Task objective ▸
Check each line of the entries below for the string "förderfähig" and state how many lines have it, with no other text.

>> begin

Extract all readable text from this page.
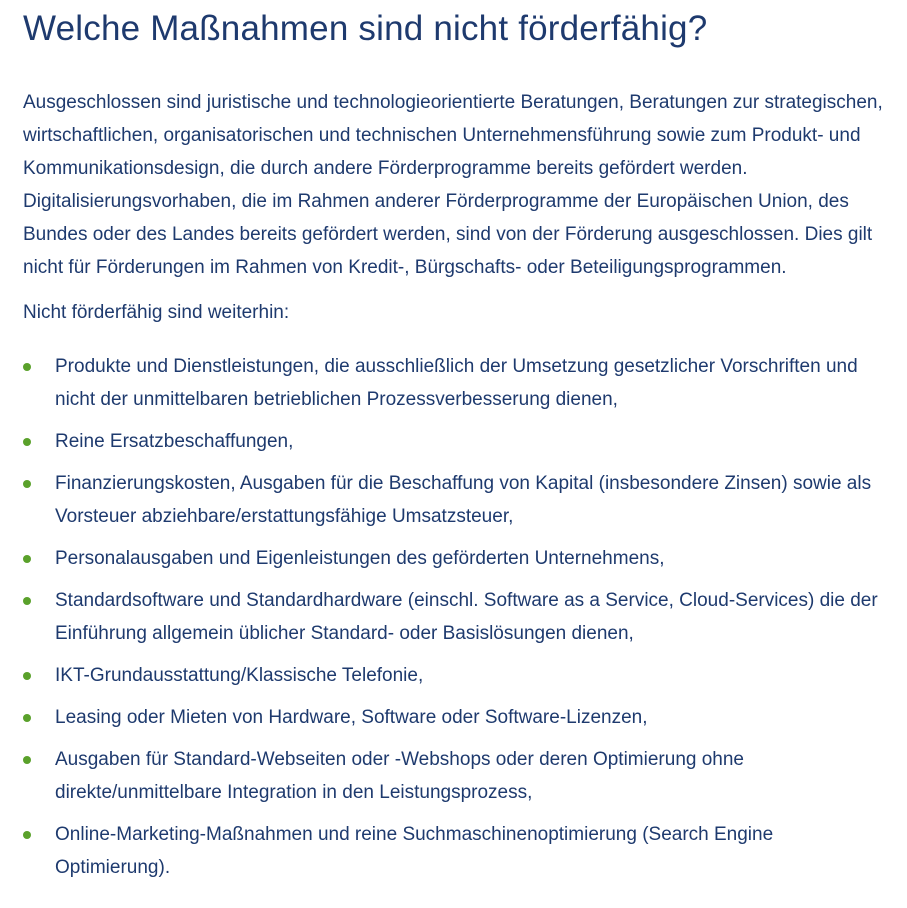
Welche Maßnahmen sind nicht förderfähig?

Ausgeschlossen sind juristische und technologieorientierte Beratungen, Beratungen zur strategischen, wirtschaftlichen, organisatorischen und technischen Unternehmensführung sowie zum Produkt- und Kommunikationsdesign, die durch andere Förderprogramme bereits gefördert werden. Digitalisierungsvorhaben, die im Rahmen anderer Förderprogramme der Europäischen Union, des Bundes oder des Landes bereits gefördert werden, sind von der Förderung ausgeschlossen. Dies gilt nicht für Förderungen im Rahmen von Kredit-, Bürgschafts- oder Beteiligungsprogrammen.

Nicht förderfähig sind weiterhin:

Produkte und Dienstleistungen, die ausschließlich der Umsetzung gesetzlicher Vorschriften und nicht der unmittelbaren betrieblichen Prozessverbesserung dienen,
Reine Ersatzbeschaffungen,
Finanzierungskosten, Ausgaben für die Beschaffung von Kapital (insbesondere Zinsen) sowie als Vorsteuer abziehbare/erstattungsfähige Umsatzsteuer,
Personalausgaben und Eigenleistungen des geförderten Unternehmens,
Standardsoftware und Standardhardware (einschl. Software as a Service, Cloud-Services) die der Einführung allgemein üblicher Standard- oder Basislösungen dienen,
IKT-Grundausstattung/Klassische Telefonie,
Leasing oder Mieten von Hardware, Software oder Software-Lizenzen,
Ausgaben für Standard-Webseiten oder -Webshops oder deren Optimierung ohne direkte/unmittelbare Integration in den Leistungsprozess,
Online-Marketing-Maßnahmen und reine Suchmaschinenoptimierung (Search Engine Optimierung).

>> end
>> begin

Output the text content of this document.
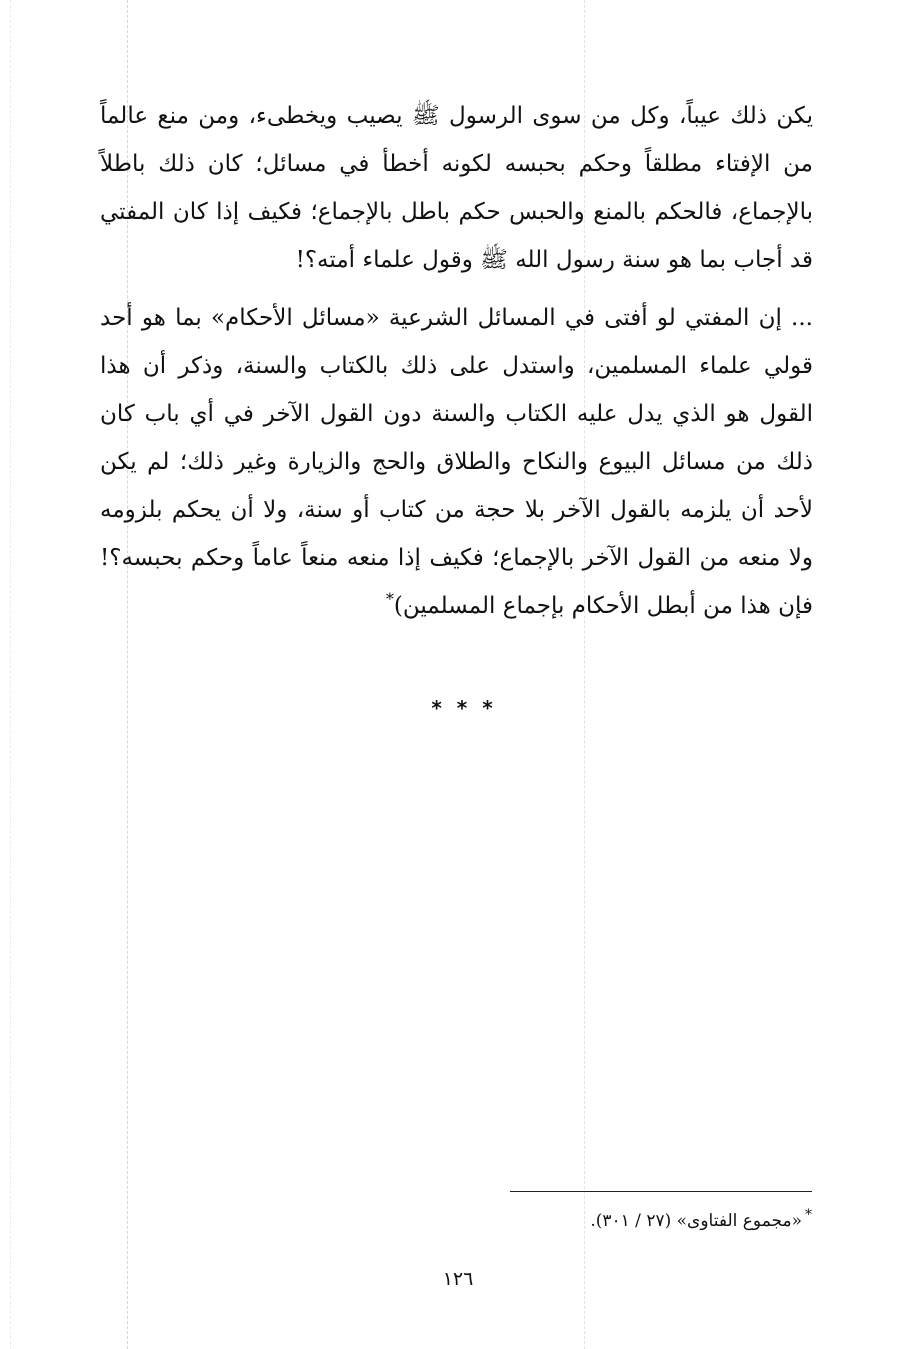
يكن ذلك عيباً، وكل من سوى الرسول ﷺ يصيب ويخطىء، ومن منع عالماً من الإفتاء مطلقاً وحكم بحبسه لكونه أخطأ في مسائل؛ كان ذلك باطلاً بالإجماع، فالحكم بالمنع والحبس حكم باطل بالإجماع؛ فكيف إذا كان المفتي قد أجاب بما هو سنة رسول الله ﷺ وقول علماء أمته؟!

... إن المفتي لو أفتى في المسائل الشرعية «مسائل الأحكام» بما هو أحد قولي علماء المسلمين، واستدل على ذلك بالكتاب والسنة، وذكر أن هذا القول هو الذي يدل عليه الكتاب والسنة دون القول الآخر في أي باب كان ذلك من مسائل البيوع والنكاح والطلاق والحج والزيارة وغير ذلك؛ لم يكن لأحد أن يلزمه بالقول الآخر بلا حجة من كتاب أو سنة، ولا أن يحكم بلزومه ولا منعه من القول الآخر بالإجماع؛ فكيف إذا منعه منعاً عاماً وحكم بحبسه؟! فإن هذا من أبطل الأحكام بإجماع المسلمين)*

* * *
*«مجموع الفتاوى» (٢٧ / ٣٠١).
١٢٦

>> end

Output for this task ▸
2